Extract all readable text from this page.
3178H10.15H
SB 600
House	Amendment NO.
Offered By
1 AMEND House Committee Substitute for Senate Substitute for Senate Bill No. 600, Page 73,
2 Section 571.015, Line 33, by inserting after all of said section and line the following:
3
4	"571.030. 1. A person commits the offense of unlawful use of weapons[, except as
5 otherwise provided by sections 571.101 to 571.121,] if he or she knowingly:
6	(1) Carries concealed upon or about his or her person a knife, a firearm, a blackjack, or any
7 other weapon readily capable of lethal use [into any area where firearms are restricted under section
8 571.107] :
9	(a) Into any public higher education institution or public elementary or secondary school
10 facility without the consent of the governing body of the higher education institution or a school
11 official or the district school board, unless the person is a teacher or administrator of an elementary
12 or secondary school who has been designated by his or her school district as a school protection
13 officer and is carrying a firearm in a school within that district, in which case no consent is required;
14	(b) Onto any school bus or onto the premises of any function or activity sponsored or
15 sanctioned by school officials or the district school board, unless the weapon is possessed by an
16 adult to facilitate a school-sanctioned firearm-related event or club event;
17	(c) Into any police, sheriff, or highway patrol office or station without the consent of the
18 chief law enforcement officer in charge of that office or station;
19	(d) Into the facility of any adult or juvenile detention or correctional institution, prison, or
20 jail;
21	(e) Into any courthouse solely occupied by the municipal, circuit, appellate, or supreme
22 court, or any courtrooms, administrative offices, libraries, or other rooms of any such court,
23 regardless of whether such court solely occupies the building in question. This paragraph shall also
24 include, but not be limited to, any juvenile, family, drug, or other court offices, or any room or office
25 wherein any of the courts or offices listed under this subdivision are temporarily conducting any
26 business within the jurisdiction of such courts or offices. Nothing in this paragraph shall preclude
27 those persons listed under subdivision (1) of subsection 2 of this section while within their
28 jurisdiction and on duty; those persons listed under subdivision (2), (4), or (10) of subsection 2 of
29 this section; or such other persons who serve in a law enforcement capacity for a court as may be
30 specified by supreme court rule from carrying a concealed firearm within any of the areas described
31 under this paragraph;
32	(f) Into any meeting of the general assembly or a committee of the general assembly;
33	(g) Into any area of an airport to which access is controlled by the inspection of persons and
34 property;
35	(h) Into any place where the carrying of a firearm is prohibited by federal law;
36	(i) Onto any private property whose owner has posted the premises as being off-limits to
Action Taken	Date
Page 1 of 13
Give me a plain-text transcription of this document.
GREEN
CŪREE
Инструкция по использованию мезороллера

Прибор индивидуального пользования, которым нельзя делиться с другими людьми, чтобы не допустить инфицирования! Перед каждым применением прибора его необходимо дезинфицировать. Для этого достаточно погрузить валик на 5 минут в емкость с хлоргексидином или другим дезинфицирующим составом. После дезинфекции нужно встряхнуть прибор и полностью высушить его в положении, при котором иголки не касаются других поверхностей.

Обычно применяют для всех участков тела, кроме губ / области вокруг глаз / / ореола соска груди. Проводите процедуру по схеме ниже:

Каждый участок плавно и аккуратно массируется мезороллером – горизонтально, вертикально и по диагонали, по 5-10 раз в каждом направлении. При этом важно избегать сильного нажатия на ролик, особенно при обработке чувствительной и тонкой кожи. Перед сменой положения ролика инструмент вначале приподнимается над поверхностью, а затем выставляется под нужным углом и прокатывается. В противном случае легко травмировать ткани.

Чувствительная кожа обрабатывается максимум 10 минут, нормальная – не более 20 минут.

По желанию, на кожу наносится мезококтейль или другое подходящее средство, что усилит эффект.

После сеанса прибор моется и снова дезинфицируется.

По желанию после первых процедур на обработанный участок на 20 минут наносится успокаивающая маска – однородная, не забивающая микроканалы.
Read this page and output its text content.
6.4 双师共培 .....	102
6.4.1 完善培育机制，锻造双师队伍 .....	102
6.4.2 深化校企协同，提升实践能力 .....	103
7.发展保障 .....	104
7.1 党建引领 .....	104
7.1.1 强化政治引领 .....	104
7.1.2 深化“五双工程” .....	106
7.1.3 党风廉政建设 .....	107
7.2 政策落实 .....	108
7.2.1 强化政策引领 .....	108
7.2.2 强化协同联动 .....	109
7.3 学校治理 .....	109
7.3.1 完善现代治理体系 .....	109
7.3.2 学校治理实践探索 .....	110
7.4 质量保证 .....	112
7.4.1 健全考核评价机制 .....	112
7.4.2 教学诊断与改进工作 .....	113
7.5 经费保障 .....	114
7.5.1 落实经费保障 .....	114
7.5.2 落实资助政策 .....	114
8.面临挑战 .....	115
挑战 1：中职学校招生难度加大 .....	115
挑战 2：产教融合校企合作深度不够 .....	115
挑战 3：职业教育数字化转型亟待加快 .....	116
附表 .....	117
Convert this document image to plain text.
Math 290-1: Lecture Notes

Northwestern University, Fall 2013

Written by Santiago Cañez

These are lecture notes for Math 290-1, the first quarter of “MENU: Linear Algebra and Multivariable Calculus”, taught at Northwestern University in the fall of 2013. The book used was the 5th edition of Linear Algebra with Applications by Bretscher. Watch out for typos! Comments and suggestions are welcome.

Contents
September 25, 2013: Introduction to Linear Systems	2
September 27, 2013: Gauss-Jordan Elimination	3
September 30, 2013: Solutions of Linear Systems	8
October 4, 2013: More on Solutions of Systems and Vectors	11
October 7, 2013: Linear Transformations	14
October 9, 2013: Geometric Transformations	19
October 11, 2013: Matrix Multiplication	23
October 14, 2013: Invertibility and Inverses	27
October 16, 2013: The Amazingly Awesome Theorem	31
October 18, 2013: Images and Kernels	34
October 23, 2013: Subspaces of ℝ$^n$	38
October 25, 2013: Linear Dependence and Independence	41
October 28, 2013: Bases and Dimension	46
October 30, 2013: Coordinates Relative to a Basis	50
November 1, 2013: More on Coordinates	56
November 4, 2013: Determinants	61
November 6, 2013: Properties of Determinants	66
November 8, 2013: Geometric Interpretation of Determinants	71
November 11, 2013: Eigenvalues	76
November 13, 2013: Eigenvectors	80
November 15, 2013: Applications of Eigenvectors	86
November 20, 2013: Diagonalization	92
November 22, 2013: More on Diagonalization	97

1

═══

**SHORT TASK**
The required output is the span of lines from the one containing "Convert this document image to plain text." to the last line, reproduced character for character.

**RESPONSE FOR THIS EXERCISE**
Convert this document image to plain text.
Math 290-1: Lecture Notes

Northwestern University, Fall 2013

Written by Santiago Cañez

These are lecture notes for Math 290-1, the first quarter of “MENU: Linear Algebra and Multivariable Calculus”, taught at Northwestern University in the fall of 2013. The book used was the 5th edition of Linear Algebra with Applications by Bretscher. Watch out for typos! Comments and suggestions are welcome.

Contents
September 25, 2013: Introduction to Linear Systems	2
September 27, 2013: Gauss-Jordan Elimination	3
September 30, 2013: Solutions of Linear Systems	8
October 4, 2013: More on Solutions of Systems and Vectors	11
October 7, 2013: Linear Transformations	14
October 9, 2013: Geometric Transformations	19
October 11, 2013: Matrix Multiplication	23
October 14, 2013: Invertibility and Inverses	27
October 16, 2013: The Amazingly Awesome Theorem	31
October 18, 2013: Images and Kernels	34
October 23, 2013: Subspaces of ℝ$^n$	38
October 25, 2013: Linear Dependence and Independence	41
October 28, 2013: Bases and Dimension	46
October 30, 2013: Coordinates Relative to a Basis	50
November 1, 2013: More on Coordinates	56
November 4, 2013: Determinants	61
November 6, 2013: Properties of Determinants	66
November 8, 2013: Geometric Interpretation of Determinants	71
November 11, 2013: Eigenvalues	76
November 13, 2013: Eigenvectors	80
November 15, 2013: Applications of Eigenvectors	86
November 20, 2013: Diagonalization	92
November 22, 2013: More on Diagonalization	97

1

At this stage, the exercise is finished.